- [Aim of the task]: Could you repeat all of the entries below word for word, apart from the pictures?

Data extracted from a collection:
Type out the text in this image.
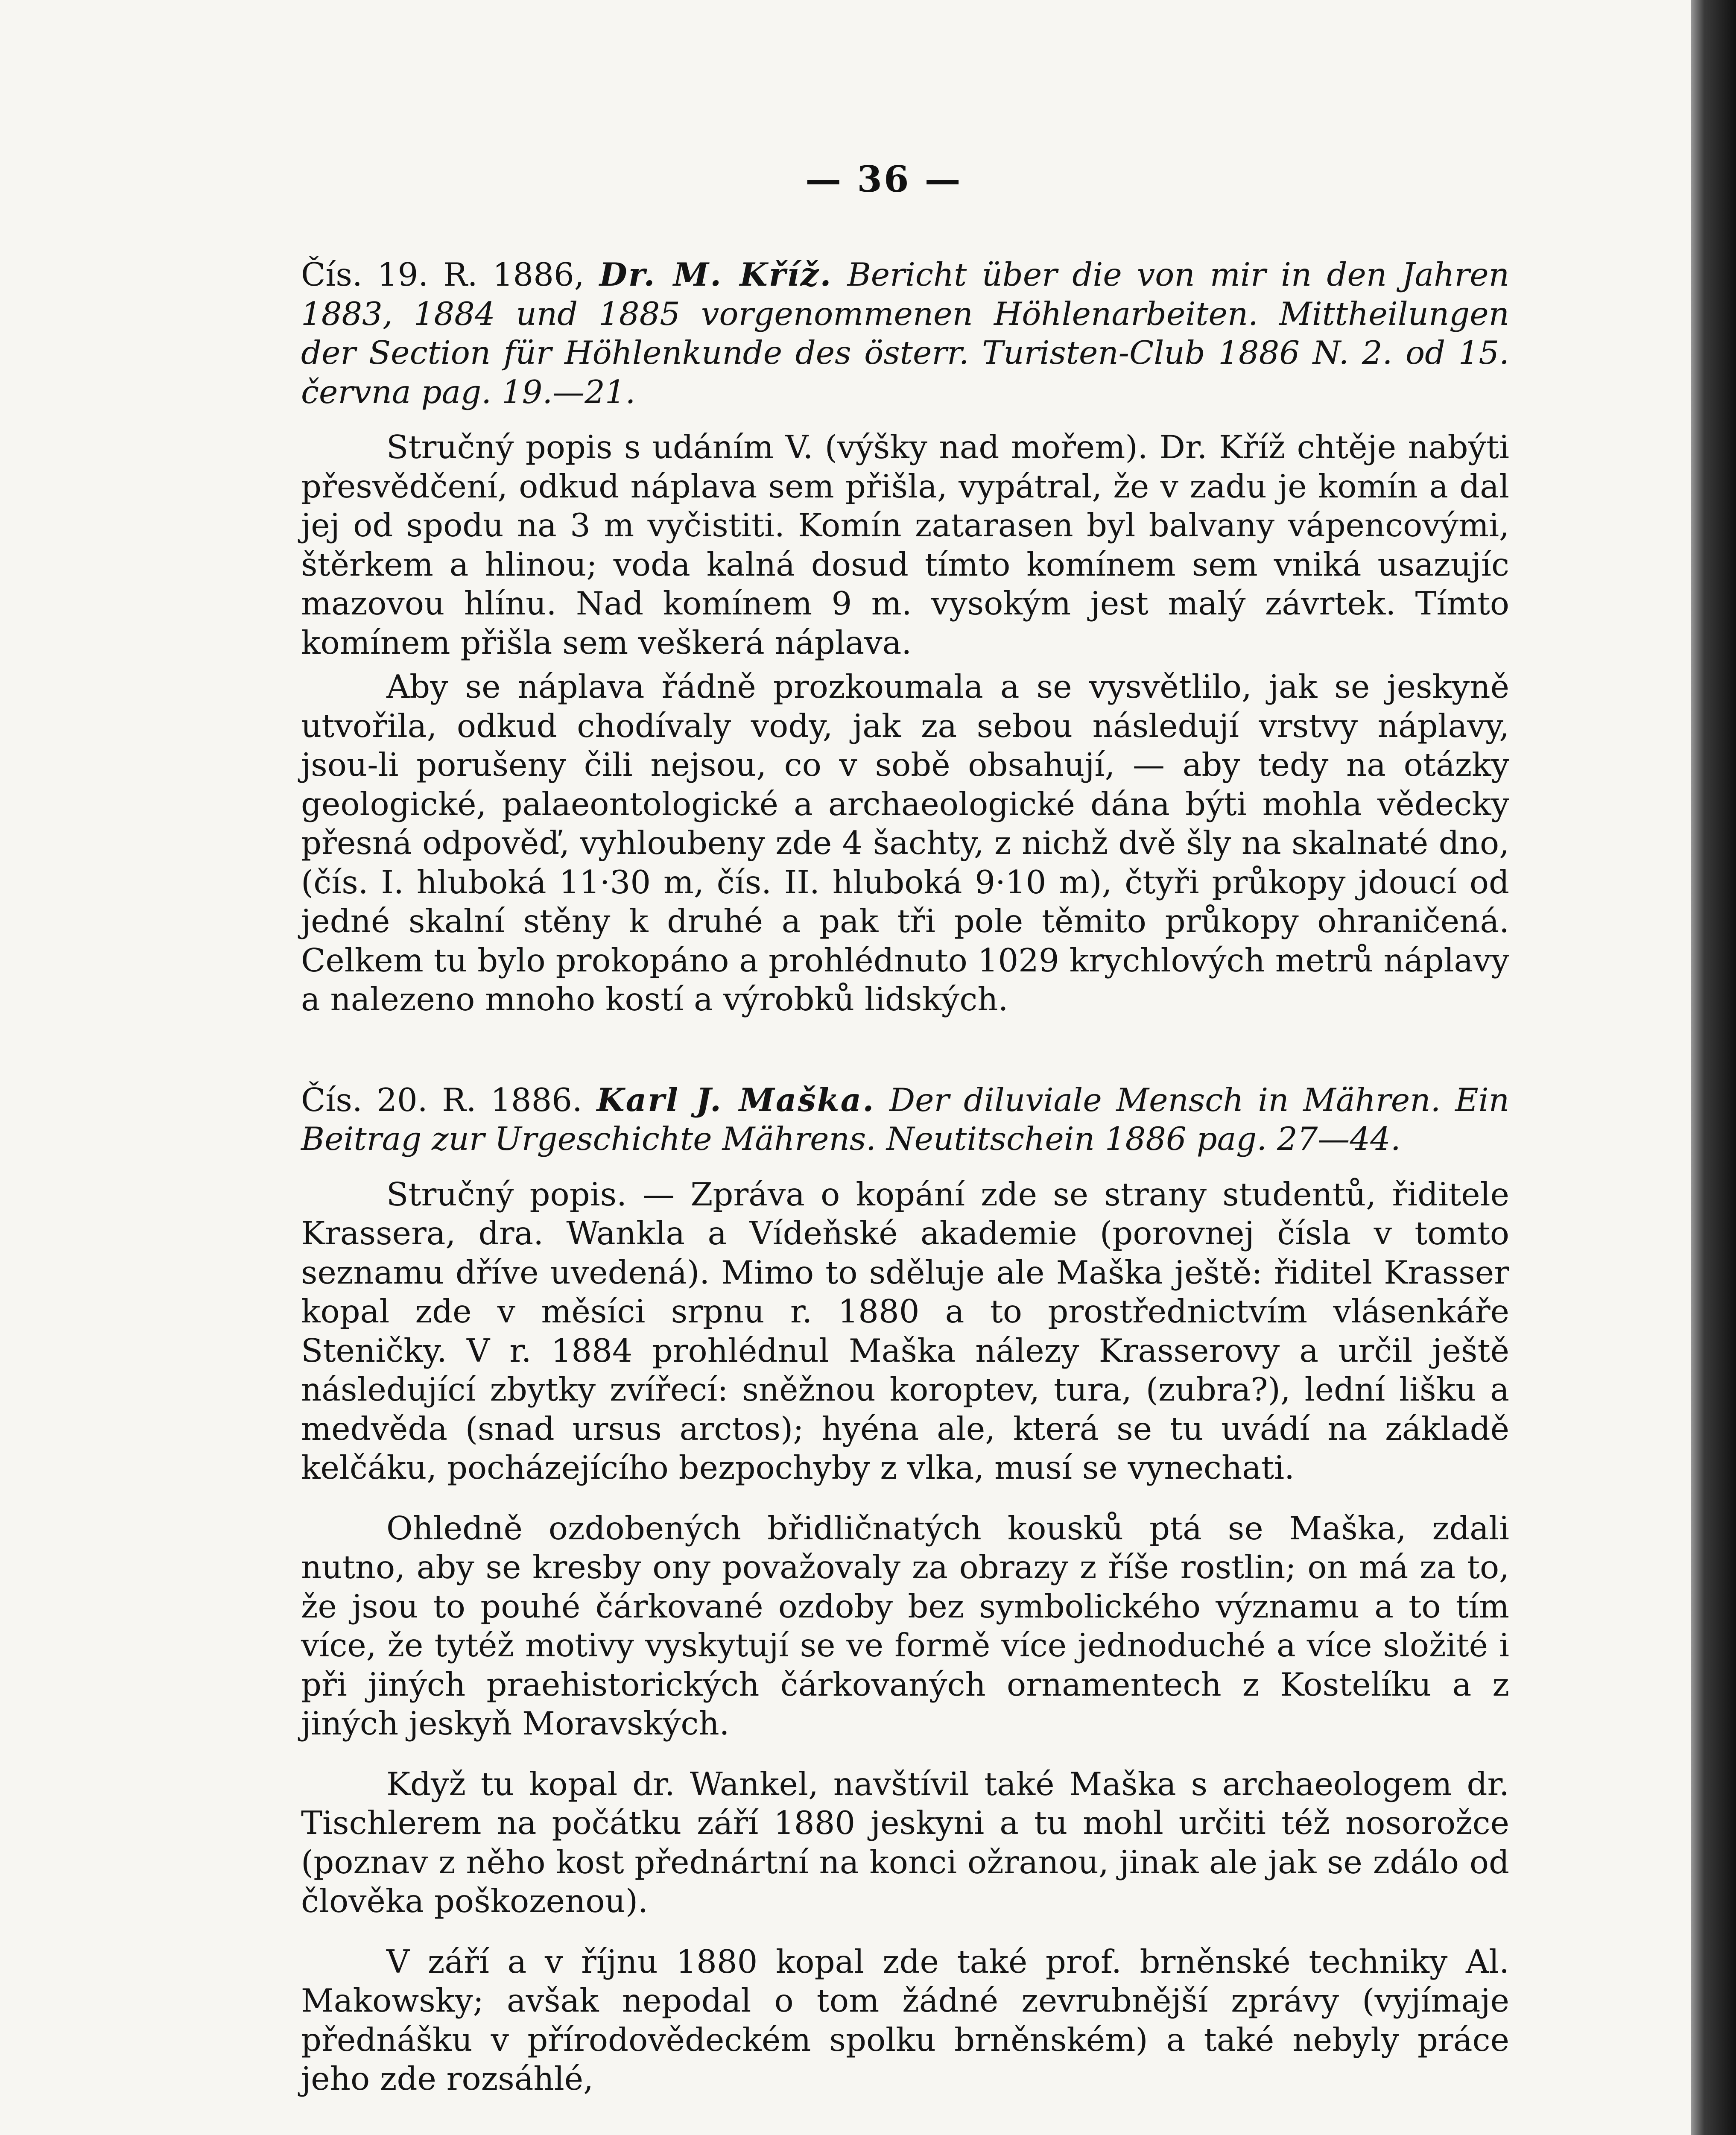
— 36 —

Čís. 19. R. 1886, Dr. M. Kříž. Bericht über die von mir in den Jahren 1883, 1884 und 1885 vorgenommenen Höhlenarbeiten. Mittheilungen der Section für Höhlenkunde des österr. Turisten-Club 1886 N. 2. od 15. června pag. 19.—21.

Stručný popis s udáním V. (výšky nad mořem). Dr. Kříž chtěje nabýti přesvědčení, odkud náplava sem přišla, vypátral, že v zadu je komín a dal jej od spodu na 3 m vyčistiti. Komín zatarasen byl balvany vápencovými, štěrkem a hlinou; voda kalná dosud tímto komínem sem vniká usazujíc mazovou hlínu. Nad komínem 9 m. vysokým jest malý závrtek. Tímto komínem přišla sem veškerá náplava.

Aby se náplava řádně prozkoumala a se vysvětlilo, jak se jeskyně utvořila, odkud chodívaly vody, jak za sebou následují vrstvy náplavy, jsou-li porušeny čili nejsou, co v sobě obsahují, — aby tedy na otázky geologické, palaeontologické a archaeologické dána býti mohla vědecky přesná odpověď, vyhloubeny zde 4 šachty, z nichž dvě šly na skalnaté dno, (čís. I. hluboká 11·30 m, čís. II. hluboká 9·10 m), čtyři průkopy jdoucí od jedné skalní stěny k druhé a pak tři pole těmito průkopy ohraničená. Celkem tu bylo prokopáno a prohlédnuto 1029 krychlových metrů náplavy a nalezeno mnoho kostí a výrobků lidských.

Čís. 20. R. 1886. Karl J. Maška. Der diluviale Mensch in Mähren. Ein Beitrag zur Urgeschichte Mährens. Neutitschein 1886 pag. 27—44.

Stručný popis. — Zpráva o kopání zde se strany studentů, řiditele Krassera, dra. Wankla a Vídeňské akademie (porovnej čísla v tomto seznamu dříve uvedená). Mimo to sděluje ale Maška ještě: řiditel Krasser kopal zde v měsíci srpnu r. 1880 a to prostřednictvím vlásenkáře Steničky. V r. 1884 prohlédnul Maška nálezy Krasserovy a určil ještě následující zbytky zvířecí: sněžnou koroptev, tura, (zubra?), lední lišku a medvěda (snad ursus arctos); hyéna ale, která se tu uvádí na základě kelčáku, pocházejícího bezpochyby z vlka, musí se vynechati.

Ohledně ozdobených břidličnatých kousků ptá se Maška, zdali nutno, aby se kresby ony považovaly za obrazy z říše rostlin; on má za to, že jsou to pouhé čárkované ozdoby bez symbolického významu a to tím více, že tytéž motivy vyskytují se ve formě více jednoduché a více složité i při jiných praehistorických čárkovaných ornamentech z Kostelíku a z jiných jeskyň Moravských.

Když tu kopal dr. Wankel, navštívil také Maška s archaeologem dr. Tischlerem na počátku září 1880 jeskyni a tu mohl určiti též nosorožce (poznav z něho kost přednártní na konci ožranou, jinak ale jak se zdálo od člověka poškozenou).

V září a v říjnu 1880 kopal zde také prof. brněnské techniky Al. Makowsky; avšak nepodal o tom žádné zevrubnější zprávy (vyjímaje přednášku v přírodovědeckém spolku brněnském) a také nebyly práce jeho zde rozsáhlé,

- [Response]:
Type out the text in this image.
— 36 —

Čís. 19. R. 1886, Dr. M. Kříž. Bericht über die von mir in den Jahren 1883, 1884 und 1885 vorgenommenen Höhlenarbeiten. Mittheilungen der Section für Höhlenkunde des österr. Turisten-Club 1886 N. 2. od 15. června pag. 19.—21.

Stručný popis s udáním V. (výšky nad mořem). Dr. Kříž chtěje nabýti přesvědčení, odkud náplava sem přišla, vypátral, že v zadu je komín a dal jej od spodu na 3 m vyčistiti. Komín zatarasen byl balvany vápencovými, štěrkem a hlinou; voda kalná dosud tímto komínem sem vniká usazujíc mazovou hlínu. Nad komínem 9 m. vysokým jest malý závrtek. Tímto komínem přišla sem veškerá náplava.

Aby se náplava řádně prozkoumala a se vysvětlilo, jak se jeskyně utvořila, odkud chodívaly vody, jak za sebou následují vrstvy náplavy, jsou-li porušeny čili nejsou, co v sobě obsahují, — aby tedy na otázky geologické, palaeontologické a archaeologické dána býti mohla vědecky přesná odpověď, vyhloubeny zde 4 šachty, z nichž dvě šly na skalnaté dno, (čís. I. hluboká 11·30 m, čís. II. hluboká 9·10 m), čtyři průkopy jdoucí od jedné skalní stěny k druhé a pak tři pole těmito průkopy ohraničená. Celkem tu bylo prokopáno a prohlédnuto 1029 krychlových metrů náplavy a nalezeno mnoho kostí a výrobků lidských.

Čís. 20. R. 1886. Karl J. Maška. Der diluviale Mensch in Mähren. Ein Beitrag zur Urgeschichte Mährens. Neutitschein 1886 pag. 27—44.

Stručný popis. — Zpráva o kopání zde se strany studentů, řiditele Krassera, dra. Wankla a Vídeňské akademie (porovnej čísla v tomto seznamu dříve uvedená). Mimo to sděluje ale Maška ještě: řiditel Krasser kopal zde v měsíci srpnu r. 1880 a to prostřednictvím vlásenkáře Steničky. V r. 1884 prohlédnul Maška nálezy Krasserovy a určil ještě následující zbytky zvířecí: sněžnou koroptev, tura, (zubra?), lední lišku a medvěda (snad ursus arctos); hyéna ale, která se tu uvádí na základě kelčáku, pocházejícího bezpochyby z vlka, musí se vynechati.

Ohledně ozdobených břidličnatých kousků ptá se Maška, zdali nutno, aby se kresby ony považovaly za obrazy z říše rostlin; on má za to, že jsou to pouhé čárkované ozdoby bez symbolického významu a to tím více, že tytéž motivy vyskytují se ve formě více jednoduché a více složité i při jiných praehistorických čárkovaných ornamentech z Kostelíku a z jiných jeskyň Moravských.

Když tu kopal dr. Wankel, navštívil také Maška s archaeologem dr. Tischlerem na počátku září 1880 jeskyni a tu mohl určiti též nosorožce (poznav z něho kost přednártní na konci ožranou, jinak ale jak se zdálo od člověka poškozenou).

V září a v říjnu 1880 kopal zde také prof. brněnské techniky Al. Makowsky; avšak nepodal o tom žádné zevrubnější zprávy (vyjímaje přednášku v přírodovědeckém spolku brněnském) a také nebyly práce jeho zde rozsáhlé,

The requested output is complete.